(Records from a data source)
◆ ◆ ◆ ◆
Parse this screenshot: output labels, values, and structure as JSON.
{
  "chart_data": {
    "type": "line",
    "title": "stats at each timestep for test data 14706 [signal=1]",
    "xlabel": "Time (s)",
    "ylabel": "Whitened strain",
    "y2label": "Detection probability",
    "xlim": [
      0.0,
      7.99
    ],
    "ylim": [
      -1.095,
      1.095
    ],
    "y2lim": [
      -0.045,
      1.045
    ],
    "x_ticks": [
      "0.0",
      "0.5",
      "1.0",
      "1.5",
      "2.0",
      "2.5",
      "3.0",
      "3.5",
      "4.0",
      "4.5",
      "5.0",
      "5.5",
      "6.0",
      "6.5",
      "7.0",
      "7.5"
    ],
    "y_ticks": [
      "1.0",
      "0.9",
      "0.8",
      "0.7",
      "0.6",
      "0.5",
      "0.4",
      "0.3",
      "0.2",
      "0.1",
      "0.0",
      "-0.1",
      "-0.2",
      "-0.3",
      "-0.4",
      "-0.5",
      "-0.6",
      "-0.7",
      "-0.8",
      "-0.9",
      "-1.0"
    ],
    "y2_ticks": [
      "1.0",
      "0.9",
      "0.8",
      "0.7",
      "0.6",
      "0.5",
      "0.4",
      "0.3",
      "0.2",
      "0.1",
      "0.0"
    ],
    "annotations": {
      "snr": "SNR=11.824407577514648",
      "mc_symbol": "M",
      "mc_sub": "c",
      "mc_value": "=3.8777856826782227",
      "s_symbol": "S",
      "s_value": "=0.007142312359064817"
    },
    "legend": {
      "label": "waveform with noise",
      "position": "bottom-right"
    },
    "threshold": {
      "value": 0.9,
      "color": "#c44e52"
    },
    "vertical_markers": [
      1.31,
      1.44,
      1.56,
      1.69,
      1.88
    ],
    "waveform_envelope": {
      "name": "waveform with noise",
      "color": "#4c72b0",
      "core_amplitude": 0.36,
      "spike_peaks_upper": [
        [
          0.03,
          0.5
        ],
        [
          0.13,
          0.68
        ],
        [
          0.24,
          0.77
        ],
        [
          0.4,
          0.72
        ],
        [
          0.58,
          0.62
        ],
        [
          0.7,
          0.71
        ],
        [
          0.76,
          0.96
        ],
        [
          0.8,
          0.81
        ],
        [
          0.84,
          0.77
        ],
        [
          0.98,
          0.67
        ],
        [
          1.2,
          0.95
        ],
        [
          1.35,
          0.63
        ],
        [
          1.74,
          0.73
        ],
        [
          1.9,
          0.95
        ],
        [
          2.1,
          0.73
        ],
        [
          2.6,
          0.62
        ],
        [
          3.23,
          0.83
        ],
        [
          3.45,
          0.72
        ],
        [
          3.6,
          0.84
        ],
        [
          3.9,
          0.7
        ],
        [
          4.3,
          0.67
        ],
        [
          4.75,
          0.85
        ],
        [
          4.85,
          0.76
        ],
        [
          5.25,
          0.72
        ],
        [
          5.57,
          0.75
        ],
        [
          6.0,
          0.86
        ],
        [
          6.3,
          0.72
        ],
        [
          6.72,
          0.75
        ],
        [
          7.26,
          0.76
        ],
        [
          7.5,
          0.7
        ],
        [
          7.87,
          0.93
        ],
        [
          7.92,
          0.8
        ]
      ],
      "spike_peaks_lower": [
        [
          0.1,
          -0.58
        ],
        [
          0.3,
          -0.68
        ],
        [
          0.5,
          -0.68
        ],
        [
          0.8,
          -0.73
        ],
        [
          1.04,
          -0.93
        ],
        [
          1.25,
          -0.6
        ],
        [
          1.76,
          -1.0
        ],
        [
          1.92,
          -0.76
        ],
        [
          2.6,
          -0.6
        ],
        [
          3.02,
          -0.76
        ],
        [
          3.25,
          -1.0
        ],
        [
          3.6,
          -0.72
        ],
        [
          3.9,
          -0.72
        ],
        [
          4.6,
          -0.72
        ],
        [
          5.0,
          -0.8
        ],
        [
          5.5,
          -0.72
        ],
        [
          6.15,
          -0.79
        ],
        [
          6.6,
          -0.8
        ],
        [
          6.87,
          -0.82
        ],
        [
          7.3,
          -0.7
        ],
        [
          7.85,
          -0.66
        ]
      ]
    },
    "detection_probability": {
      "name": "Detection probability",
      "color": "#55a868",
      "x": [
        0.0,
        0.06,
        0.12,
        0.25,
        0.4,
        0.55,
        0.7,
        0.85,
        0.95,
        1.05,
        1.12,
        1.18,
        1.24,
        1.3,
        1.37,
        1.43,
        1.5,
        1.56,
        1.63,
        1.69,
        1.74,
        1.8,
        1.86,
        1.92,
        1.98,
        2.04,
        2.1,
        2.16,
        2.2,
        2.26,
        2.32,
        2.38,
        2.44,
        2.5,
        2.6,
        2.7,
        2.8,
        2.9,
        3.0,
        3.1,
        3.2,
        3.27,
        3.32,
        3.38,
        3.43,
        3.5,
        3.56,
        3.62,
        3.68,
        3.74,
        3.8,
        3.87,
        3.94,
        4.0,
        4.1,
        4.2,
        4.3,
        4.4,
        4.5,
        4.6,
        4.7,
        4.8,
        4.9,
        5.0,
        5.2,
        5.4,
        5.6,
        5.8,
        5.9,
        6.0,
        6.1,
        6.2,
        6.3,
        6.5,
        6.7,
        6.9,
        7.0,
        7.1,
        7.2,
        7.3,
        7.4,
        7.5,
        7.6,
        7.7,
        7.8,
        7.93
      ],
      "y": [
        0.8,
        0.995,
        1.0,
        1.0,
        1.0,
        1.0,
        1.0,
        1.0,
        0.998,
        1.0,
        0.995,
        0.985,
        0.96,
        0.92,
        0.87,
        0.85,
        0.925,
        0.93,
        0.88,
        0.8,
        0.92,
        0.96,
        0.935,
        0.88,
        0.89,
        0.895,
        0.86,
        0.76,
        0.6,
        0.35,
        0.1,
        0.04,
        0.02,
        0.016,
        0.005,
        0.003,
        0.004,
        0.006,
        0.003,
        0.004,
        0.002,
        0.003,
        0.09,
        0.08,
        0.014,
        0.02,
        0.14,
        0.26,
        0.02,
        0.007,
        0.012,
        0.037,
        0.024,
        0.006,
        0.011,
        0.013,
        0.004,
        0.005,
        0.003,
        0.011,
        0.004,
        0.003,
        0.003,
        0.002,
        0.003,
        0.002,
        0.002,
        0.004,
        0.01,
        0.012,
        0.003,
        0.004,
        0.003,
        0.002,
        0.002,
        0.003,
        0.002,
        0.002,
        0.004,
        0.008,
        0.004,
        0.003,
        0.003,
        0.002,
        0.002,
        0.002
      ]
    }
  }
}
◆ ◆ ◆ ◆
• The exercise: Quote the whole listing above, leaving nothing out.

• Task answer:
Parse this screenshot: output labels, values, and structure as JSON.
{
  "chart_data": {
    "type": "line",
    "title": "stats at each timestep for test data 14706 [signal=1]",
    "xlabel": "Time (s)",
    "ylabel": "Whitened strain",
    "y2label": "Detection probability",
    "xlim": [
      0.0,
      7.99
    ],
    "ylim": [
      -1.095,
      1.095
    ],
    "y2lim": [
      -0.045,
      1.045
    ],
    "x_ticks": [
      "0.0",
      "0.5",
      "1.0",
      "1.5",
      "2.0",
      "2.5",
      "3.0",
      "3.5",
      "4.0",
      "4.5",
      "5.0",
      "5.5",
      "6.0",
      "6.5",
      "7.0",
      "7.5"
    ],
    "y_ticks": [
      "1.0",
      "0.9",
      "0.8",
      "0.7",
      "0.6",
      "0.5",
      "0.4",
      "0.3",
      "0.2",
      "0.1",
      "0.0",
      "-0.1",
      "-0.2",
      "-0.3",
      "-0.4",
      "-0.5",
      "-0.6",
      "-0.7",
      "-0.8",
      "-0.9",
      "-1.0"
    ],
    "y2_ticks": [
      "1.0",
      "0.9",
      "0.8",
      "0.7",
      "0.6",
      "0.5",
      "0.4",
      "0.3",
      "0.2",
      "0.1",
      "0.0"
    ],
    "annotations": {
      "snr": "SNR=11.824407577514648",
      "mc_symbol": "M",
      "mc_sub": "c",
      "mc_value": "=3.8777856826782227",
      "s_symbol": "S",
      "s_value": "=0.007142312359064817"
    },
    "legend": {
      "label": "waveform with noise",
      "position": "bottom-right"
    },
    "threshold": {
      "value": 0.9,
      "color": "#c44e52"
    },
    "vertical_markers": [
      1.31,
      1.44,
      1.56,
      1.69,
      1.88
    ],
    "waveform_envelope": {
      "name": "waveform with noise",
      "color": "#4c72b0",
      "core_amplitude": 0.36,
      "spike_peaks_upper": [
        [
          0.03,
          0.5
        ],
        [
          0.13,
          0.68
        ],
        [
          0.24,
          0.77
        ],
        [
          0.4,
          0.72
        ],
        [
          0.58,
          0.62
        ],
        [
          0.7,
          0.71
        ],
        [
          0.76,
          0.96
        ],
        [
          0.8,
          0.81
        ],
        [
          0.84,
          0.77
        ],
        [
          0.98,
          0.67
        ],
        [
          1.2,
          0.95
        ],
        [
          1.35,
          0.63
        ],
        [
          1.74,
          0.73
        ],
        [
          1.9,
          0.95
        ],
        [
          2.1,
          0.73
        ],
        [
          2.6,
          0.62
        ],
        [
          3.23,
          0.83
        ],
        [
          3.45,
          0.72
        ],
        [
          3.6,
          0.84
        ],
        [
          3.9,
          0.7
        ],
        [
          4.3,
          0.67
        ],
        [
          4.75,
          0.85
        ],
        [
          4.85,
          0.76
        ],
        [
          5.25,
          0.72
        ],
        [
          5.57,
          0.75
        ],
        [
          6.0,
          0.86
        ],
        [
          6.3,
          0.72
        ],
        [
          6.72,
          0.75
        ],
        [
          7.26,
          0.76
        ],
        [
          7.5,
          0.7
        ],
        [
          7.87,
          0.93
        ],
        [
          7.92,
          0.8
        ]
      ],
      "spike_peaks_lower": [
        [
          0.1,
          -0.58
        ],
        [
          0.3,
          -0.68
        ],
        [
          0.5,
          -0.68
        ],
        [
          0.8,
          -0.73
        ],
        [
          1.04,
          -0.93
        ],
        [
          1.25,
          -0.6
        ],
        [
          1.76,
          -1.0
        ],
        [
          1.92,
          -0.76
        ],
        [
          2.6,
          -0.6
        ],
        [
          3.02,
          -0.76
        ],
        [
          3.25,
          -1.0
        ],
        [
          3.6,
          -0.72
        ],
        [
          3.9,
          -0.72
        ],
        [
          4.6,
          -0.72
        ],
        [
          5.0,
          -0.8
        ],
        [
          5.5,
          -0.72
        ],
        [
          6.15,
          -0.79
        ],
        [
          6.6,
          -0.8
        ],
        [
          6.87,
          -0.82
        ],
        [
          7.3,
          -0.7
        ],
        [
          7.85,
          -0.66
        ]
      ]
    },
    "detection_probability": {
      "name": "Detection probability",
      "color": "#55a868",
      "x": [
        0.0,
        0.06,
        0.12,
        0.25,
        0.4,
        0.55,
        0.7,
        0.85,
        0.95,
        1.05,
        1.12,
        1.18,
        1.24,
        1.3,
        1.37,
        1.43,
        1.5,
        1.56,
        1.63,
        1.69,
        1.74,
        1.8,
        1.86,
        1.92,
        1.98,
        2.04,
        2.1,
        2.16,
        2.2,
        2.26,
        2.32,
        2.38,
        2.44,
        2.5,
        2.6,
        2.7,
        2.8,
        2.9,
        3.0,
        3.1,
        3.2,
        3.27,
        3.32,
        3.38,
        3.43,
        3.5,
        3.56,
        3.62,
        3.68,
        3.74,
        3.8,
        3.87,
        3.94,
        4.0,
        4.1,
        4.2,
        4.3,
        4.4,
        4.5,
        4.6,
        4.7,
        4.8,
        4.9,
        5.0,
        5.2,
        5.4,
        5.6,
        5.8,
        5.9,
        6.0,
        6.1,
        6.2,
        6.3,
        6.5,
        6.7,
        6.9,
        7.0,
        7.1,
        7.2,
        7.3,
        7.4,
        7.5,
        7.6,
        7.7,
        7.8,
        7.93
      ],
      "y": [
        0.8,
        0.995,
        1.0,
        1.0,
        1.0,
        1.0,
        1.0,
        1.0,
        0.998,
        1.0,
        0.995,
        0.985,
        0.96,
        0.92,
        0.87,
        0.85,
        0.925,
        0.93,
        0.88,
        0.8,
        0.92,
        0.96,
        0.935,
        0.88,
        0.89,
        0.895,
        0.86,
        0.76,
        0.6,
        0.35,
        0.1,
        0.04,
        0.02,
        0.016,
        0.005,
        0.003,
        0.004,
        0.006,
        0.003,
        0.004,
        0.002,
        0.003,
        0.09,
        0.08,
        0.014,
        0.02,
        0.14,
        0.26,
        0.02,
        0.007,
        0.012,
        0.037,
        0.024,
        0.006,
        0.011,
        0.013,
        0.004,
        0.005,
        0.003,
        0.011,
        0.004,
        0.003,
        0.003,
        0.002,
        0.003,
        0.002,
        0.002,
        0.004,
        0.01,
        0.012,
        0.003,
        0.004,
        0.003,
        0.002,
        0.002,
        0.003,
        0.002,
        0.002,
        0.004,
        0.008,
        0.004,
        0.003,
        0.003,
        0.002,
        0.002,
        0.002
      ]
    }
  }
}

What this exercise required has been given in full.